Stored data entries:
::::

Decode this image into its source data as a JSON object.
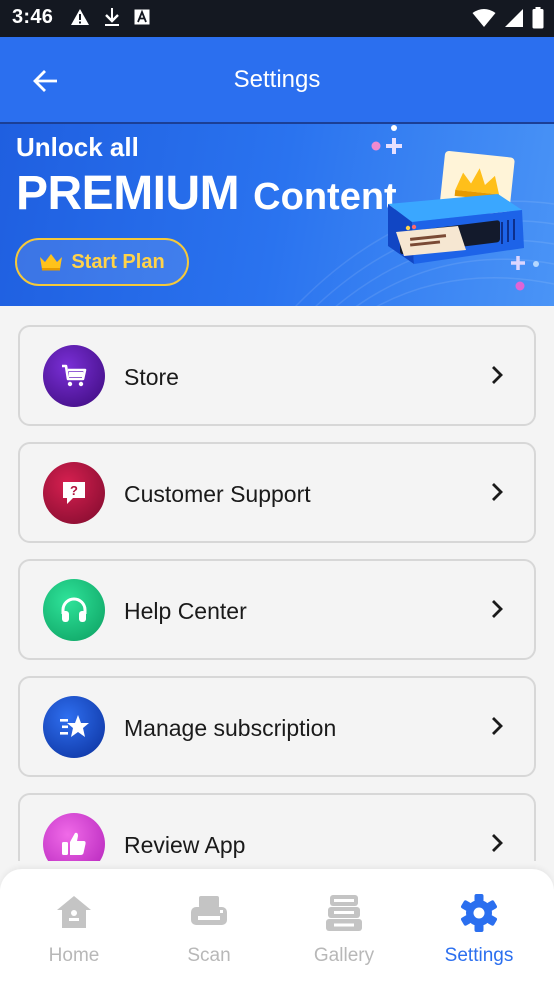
{
  "status_bar": {
    "time": "3:46"
  },
  "app_bar": {
    "title": "Settings",
    "back_icon": "arrow-left-icon"
  },
  "banner": {
    "line1": "Unlock all",
    "premium": "PREMIUM",
    "content": "Content",
    "cta_label": "Start Plan",
    "cta_icon": "crown-icon"
  },
  "menu": {
    "items": [
      {
        "label": "Store",
        "icon": "cart-icon",
        "color": "#5a12a8"
      },
      {
        "label": "Customer Support",
        "icon": "help-chat-icon",
        "color": "#b0123c"
      },
      {
        "label": "Help Center",
        "icon": "headphones-icon",
        "color": "#12c07a"
      },
      {
        "label": "Manage subscription",
        "icon": "star-list-icon",
        "color": "#1b4fc8"
      },
      {
        "label": "Review App",
        "icon": "thumbs-up-icon",
        "color": "#d43ad8"
      }
    ]
  },
  "bottom_nav": {
    "items": [
      {
        "label": "Home",
        "icon": "home-icon",
        "active": false
      },
      {
        "label": "Scan",
        "icon": "printer-icon",
        "active": false
      },
      {
        "label": "Gallery",
        "icon": "stack-icon",
        "active": false
      },
      {
        "label": "Settings",
        "icon": "gear-icon",
        "active": true
      }
    ],
    "active_color": "#2b6fef",
    "inactive_color": "#b8b8b8"
  }
}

::::

Quote every entry exactly, with the pictures omitted.

Decode this image into its source data as a JSON object.
{
  "status_bar": {
    "time": "3:46"
  },
  "app_bar": {
    "title": "Settings",
    "back_icon": "arrow-left-icon"
  },
  "banner": {
    "line1": "Unlock all",
    "premium": "PREMIUM",
    "content": "Content",
    "cta_label": "Start Plan",
    "cta_icon": "crown-icon"
  },
  "menu": {
    "items": [
      {
        "label": "Store",
        "icon": "cart-icon",
        "color": "#5a12a8"
      },
      {
        "label": "Customer Support",
        "icon": "help-chat-icon",
        "color": "#b0123c"
      },
      {
        "label": "Help Center",
        "icon": "headphones-icon",
        "color": "#12c07a"
      },
      {
        "label": "Manage subscription",
        "icon": "star-list-icon",
        "color": "#1b4fc8"
      },
      {
        "label": "Review App",
        "icon": "thumbs-up-icon",
        "color": "#d43ad8"
      }
    ]
  },
  "bottom_nav": {
    "items": [
      {
        "label": "Home",
        "icon": "home-icon",
        "active": false
      },
      {
        "label": "Scan",
        "icon": "printer-icon",
        "active": false
      },
      {
        "label": "Gallery",
        "icon": "stack-icon",
        "active": false
      },
      {
        "label": "Settings",
        "icon": "gear-icon",
        "active": true
      }
    ],
    "active_color": "#2b6fef",
    "inactive_color": "#b8b8b8"
  }
}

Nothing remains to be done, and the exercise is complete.